* Requirements: Transcribe the listing below word for word.

BEGIN Data supplied

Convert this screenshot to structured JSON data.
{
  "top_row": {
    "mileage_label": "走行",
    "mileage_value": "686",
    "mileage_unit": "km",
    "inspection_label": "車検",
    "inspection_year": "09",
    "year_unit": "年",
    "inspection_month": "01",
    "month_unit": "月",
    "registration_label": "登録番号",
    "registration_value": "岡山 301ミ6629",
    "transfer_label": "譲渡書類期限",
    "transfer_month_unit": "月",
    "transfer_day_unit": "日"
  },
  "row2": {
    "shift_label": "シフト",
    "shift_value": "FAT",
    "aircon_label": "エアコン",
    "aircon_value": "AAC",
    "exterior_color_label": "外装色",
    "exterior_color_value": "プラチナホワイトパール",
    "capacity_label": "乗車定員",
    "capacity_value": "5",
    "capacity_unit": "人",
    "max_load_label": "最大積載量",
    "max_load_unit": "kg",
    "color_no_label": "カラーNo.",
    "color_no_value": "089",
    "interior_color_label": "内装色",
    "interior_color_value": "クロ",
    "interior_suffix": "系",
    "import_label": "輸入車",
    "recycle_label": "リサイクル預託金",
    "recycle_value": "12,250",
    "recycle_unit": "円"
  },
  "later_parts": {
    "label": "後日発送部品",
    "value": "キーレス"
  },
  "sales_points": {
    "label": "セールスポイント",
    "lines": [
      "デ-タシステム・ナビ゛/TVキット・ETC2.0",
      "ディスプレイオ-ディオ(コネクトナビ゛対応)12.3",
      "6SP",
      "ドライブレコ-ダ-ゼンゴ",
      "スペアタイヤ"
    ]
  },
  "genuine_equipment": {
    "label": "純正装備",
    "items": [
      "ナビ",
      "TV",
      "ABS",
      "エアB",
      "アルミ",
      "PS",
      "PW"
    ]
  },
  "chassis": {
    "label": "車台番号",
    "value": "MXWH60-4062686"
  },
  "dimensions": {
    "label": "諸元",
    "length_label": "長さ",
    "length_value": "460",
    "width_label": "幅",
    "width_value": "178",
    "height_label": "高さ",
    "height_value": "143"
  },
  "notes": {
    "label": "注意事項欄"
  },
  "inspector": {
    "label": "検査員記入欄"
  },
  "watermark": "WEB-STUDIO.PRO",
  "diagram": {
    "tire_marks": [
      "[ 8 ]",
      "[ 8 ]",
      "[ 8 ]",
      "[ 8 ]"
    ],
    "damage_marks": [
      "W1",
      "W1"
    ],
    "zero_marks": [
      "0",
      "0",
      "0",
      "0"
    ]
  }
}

END Data supplied

* Task result:
Convert this screenshot to structured JSON data.
{
  "top_row": {
    "mileage_label": "走行",
    "mileage_value": "686",
    "mileage_unit": "km",
    "inspection_label": "車検",
    "inspection_year": "09",
    "year_unit": "年",
    "inspection_month": "01",
    "month_unit": "月",
    "registration_label": "登録番号",
    "registration_value": "岡山 301ミ6629",
    "transfer_label": "譲渡書類期限",
    "transfer_month_unit": "月",
    "transfer_day_unit": "日"
  },
  "row2": {
    "shift_label": "シフト",
    "shift_value": "FAT",
    "aircon_label": "エアコン",
    "aircon_value": "AAC",
    "exterior_color_label": "外装色",
    "exterior_color_value": "プラチナホワイトパール",
    "capacity_label": "乗車定員",
    "capacity_value": "5",
    "capacity_unit": "人",
    "max_load_label": "最大積載量",
    "max_load_unit": "kg",
    "color_no_label": "カラーNo.",
    "color_no_value": "089",
    "interior_color_label": "内装色",
    "interior_color_value": "クロ",
    "interior_suffix": "系",
    "import_label": "輸入車",
    "recycle_label": "リサイクル預託金",
    "recycle_value": "12,250",
    "recycle_unit": "円"
  },
  "later_parts": {
    "label": "後日発送部品",
    "value": "キーレス"
  },
  "sales_points": {
    "label": "セールスポイント",
    "lines": [
      "デ-タシステム・ナビ゛/TVキット・ETC2.0",
      "ディスプレイオ-ディオ(コネクトナビ゛対応)12.3",
      "6SP",
      "ドライブレコ-ダ-ゼンゴ",
      "スペアタイヤ"
    ]
  },
  "genuine_equipment": {
    "label": "純正装備",
    "items": [
      "ナビ",
      "TV",
      "ABS",
      "エアB",
      "アルミ",
      "PS",
      "PW"
    ]
  },
  "chassis": {
    "label": "車台番号",
    "value": "MXWH60-4062686"
  },
  "dimensions": {
    "label": "諸元",
    "length_label": "長さ",
    "length_value": "460",
    "width_label": "幅",
    "width_value": "178",
    "height_label": "高さ",
    "height_value": "143"
  },
  "notes": {
    "label": "注意事項欄"
  },
  "inspector": {
    "label": "検査員記入欄"
  },
  "watermark": "WEB-STUDIO.PRO",
  "diagram": {
    "tire_marks": [
      "[ 8 ]",
      "[ 8 ]",
      "[ 8 ]",
      "[ 8 ]"
    ],
    "damage_marks": [
      "W1",
      "W1"
    ],
    "zero_marks": [
      "0",
      "0",
      "0",
      "0"
    ]
  }
}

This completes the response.